▶ [What is asked]
Repeat the listing exactly as given, omitting every image.

----------------------------------------

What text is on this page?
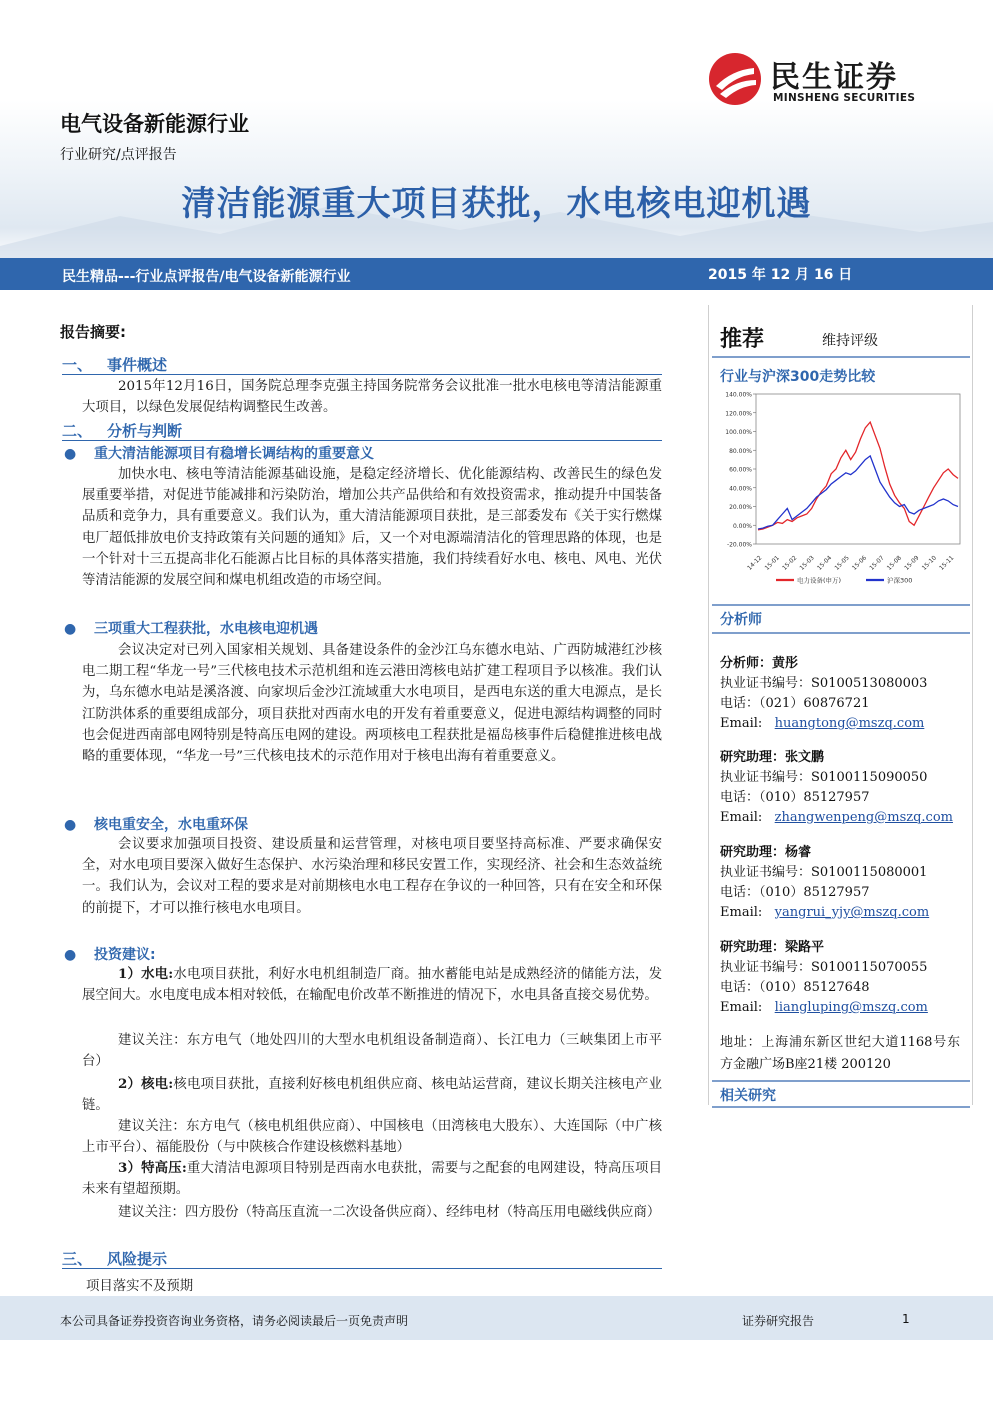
民生证券
MINSHENG SECURITIES
电气设备新能源行业
行业研究/点评报告
清洁能源重大项目获批，水电核电迎机遇
民生精品---行业点评报告/电气设备新能源行业	2015 年 12 月 16 日
报告摘要:
一、 事件概述
2015年12月16日，国务院总理李克强主持国务院常务会议批准一批水电核电等清洁能源重大项目，以绿色发展促结构调整民生改善。
二、 分析与判断
● 重大清洁能源项目有稳增长调结构的重要意义
加快水电、核电等清洁能源基础设施，是稳定经济增长、优化能源结构、改善民生的绿色发展重要举措，对促进节能减排和污染防治，增加公共产品供给和有效投资需求，推动提升中国装备品质和竞争力，具有重要意义。我们认为，重大清洁能源项目获批，是三部委发布《关于实行燃煤电厂超低排放电价支持政策有关问题的通知》后，又一个对电源端清洁化的管理思路的体现，也是一个针对十三五提高非化石能源占比目标的具体落实措施，我们持续看好水电、核电、风电、光伏等清洁能源的发展空间和煤电机组改造的市场空间。
● 三项重大工程获批，水电核电迎机遇
会议决定对已列入国家相关规划、具备建设条件的金沙江乌东德水电站、广西防城港红沙核电二期工程“华龙一号”三代核电技术示范机组和连云港田湾核电站扩建工程项目予以核准。我们认为，乌东德水电站是溪洛渡、向家坝后金沙江流域重大水电项目，是西电东送的重大电源点，是长江防洪体系的重要组成部分，项目获批对西南水电的开发有着重要意义，促进电源结构调整的同时也会促进西南部电网特别是特高压电网的建设。两项核电工程获批是福岛核事件后稳健推进核电战略的重要体现，“华龙一号”三代核电技术的示范作用对于核电出海有着重要意义。
● 核电重安全，水电重环保
会议要求加强项目投资、建设质量和运营管理，对核电项目要坚持高标准、严要求确保安全，对水电项目要深入做好生态保护、水污染治理和移民安置工作，实现经济、社会和生态效益统一。我们认为，会议对工程的要求是对前期核电水电工程存在争议的一种回答，只有在安全和环保的前提下，才可以推行核电水电项目。
● 投资建议:
1）水电:水电项目获批，利好水电机组制造厂商。抽水蓄能电站是成熟经济的储能方法，发展空间大。水电度电成本相对较低，在输配电价改革不断推进的情况下，水电具备直接交易优势。
建议关注：东方电气（地处四川的大型水电机组设备制造商）、长江电力（三峡集团上市平台）
2）核电:核电项目获批，直接利好核电机组供应商、核电站运营商，建议长期关注核电产业链。
建议关注：东方电气（核电机组供应商）、中国核电（田湾核电大股东）、大连国际（中广核上市平台）、福能股份（与中陕核合作建设核燃料基地）
3）特高压:重大清洁电源项目特别是西南水电获批，需要与之配套的电网建设，特高压项目未来有望超预期。
建议关注：四方股份（特高压直流一二次设备供应商）、经纬电材（特高压用电磁线供应商）
三、 风险提示
项目落实不及预期
推荐	维持评级
行业与沪深300走势比较
140.00%
120.00%
100.00%
80.00%
60.00%
40.00%
20.00%
0.00%
-20.00%
14-12 15-01 15-02 15-03 15-04 15-05 15-06 15-07 15-08 15-09 15-10 15-11
电力设备(申万)	沪深300
分析师
分析师：黄彤
执业证书编号：S0100513080003
电话：（021）60876721
Email: huangtong@mszq.com
研究助理：张文鹏
执业证书编号：S0100115090050
电话：（010）85127957
Email: zhangwenpeng@mszq.com
研究助理：杨睿
执业证书编号：S0100115080001
电话：（010）85127957
Email: yangrui_yjy@mszq.com
研究助理：梁路平
执业证书编号：S0100115070055
电话：（010）85127648
Email: liangluping@mszq.com
地址：上海浦东新区世纪大道1168号东方金融广场B座21楼 200120
相关研究
本公司具备证券投资咨询业务资格，请务必阅读最后一页免责声明	证券研究报告	1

----------------------------------------

▶ [Solution for this task]
What text is on this page?
民生证券
MINSHENG SECURITIES
电气设备新能源行业
行业研究/点评报告
清洁能源重大项目获批，水电核电迎机遇
民生精品---行业点评报告/电气设备新能源行业	2015 年 12 月 16 日
报告摘要:
一、 事件概述
2015年12月16日，国务院总理李克强主持国务院常务会议批准一批水电核电等清洁能源重大项目，以绿色发展促结构调整民生改善。
二、 分析与判断
● 重大清洁能源项目有稳增长调结构的重要意义
加快水电、核电等清洁能源基础设施，是稳定经济增长、优化能源结构、改善民生的绿色发展重要举措，对促进节能减排和污染防治，增加公共产品供给和有效投资需求，推动提升中国装备品质和竞争力，具有重要意义。我们认为，重大清洁能源项目获批，是三部委发布《关于实行燃煤电厂超低排放电价支持政策有关问题的通知》后，又一个对电源端清洁化的管理思路的体现，也是一个针对十三五提高非化石能源占比目标的具体落实措施，我们持续看好水电、核电、风电、光伏等清洁能源的发展空间和煤电机组改造的市场空间。
● 三项重大工程获批，水电核电迎机遇
会议决定对已列入国家相关规划、具备建设条件的金沙江乌东德水电站、广西防城港红沙核电二期工程“华龙一号”三代核电技术示范机组和连云港田湾核电站扩建工程项目予以核准。我们认为，乌东德水电站是溪洛渡、向家坝后金沙江流域重大水电项目，是西电东送的重大电源点，是长江防洪体系的重要组成部分，项目获批对西南水电的开发有着重要意义，促进电源结构调整的同时也会促进西南部电网特别是特高压电网的建设。两项核电工程获批是福岛核事件后稳健推进核电战略的重要体现，“华龙一号”三代核电技术的示范作用对于核电出海有着重要意义。
● 核电重安全，水电重环保
会议要求加强项目投资、建设质量和运营管理，对核电项目要坚持高标准、严要求确保安全，对水电项目要深入做好生态保护、水污染治理和移民安置工作，实现经济、社会和生态效益统一。我们认为，会议对工程的要求是对前期核电水电工程存在争议的一种回答，只有在安全和环保的前提下，才可以推行核电水电项目。
● 投资建议:
1）水电:水电项目获批，利好水电机组制造厂商。抽水蓄能电站是成熟经济的储能方法，发展空间大。水电度电成本相对较低，在输配电价改革不断推进的情况下，水电具备直接交易优势。
建议关注：东方电气（地处四川的大型水电机组设备制造商）、长江电力（三峡集团上市平台）
2）核电:核电项目获批，直接利好核电机组供应商、核电站运营商，建议长期关注核电产业链。
建议关注：东方电气（核电机组供应商）、中国核电（田湾核电大股东）、大连国际（中广核上市平台）、福能股份（与中陕核合作建设核燃料基地）
3）特高压:重大清洁电源项目特别是西南水电获批，需要与之配套的电网建设，特高压项目未来有望超预期。
建议关注：四方股份（特高压直流一二次设备供应商）、经纬电材（特高压用电磁线供应商）
三、 风险提示
项目落实不及预期
推荐	维持评级
行业与沪深300走势比较
140.00%
120.00%
100.00%
80.00%
60.00%
40.00%
20.00%
0.00%
-20.00%
14-12 15-01 15-02 15-03 15-04 15-05 15-06 15-07 15-08 15-09 15-10 15-11
电力设备(申万)	沪深300
分析师
分析师：黄彤
执业证书编号：S0100513080003
电话：（021）60876721
Email: huangtong@mszq.com
研究助理：张文鹏
执业证书编号：S0100115090050
电话：（010）85127957
Email: zhangwenpeng@mszq.com
研究助理：杨睿
执业证书编号：S0100115080001
电话：（010）85127957
Email: yangrui_yjy@mszq.com
研究助理：梁路平
执业证书编号：S0100115070055
电话：（010）85127648
Email: liangluping@mszq.com
地址：上海浦东新区世纪大道1168号东方金融广场B座21楼 200120
相关研究
本公司具备证券投资咨询业务资格，请务必阅读最后一页免责声明	证券研究报告	1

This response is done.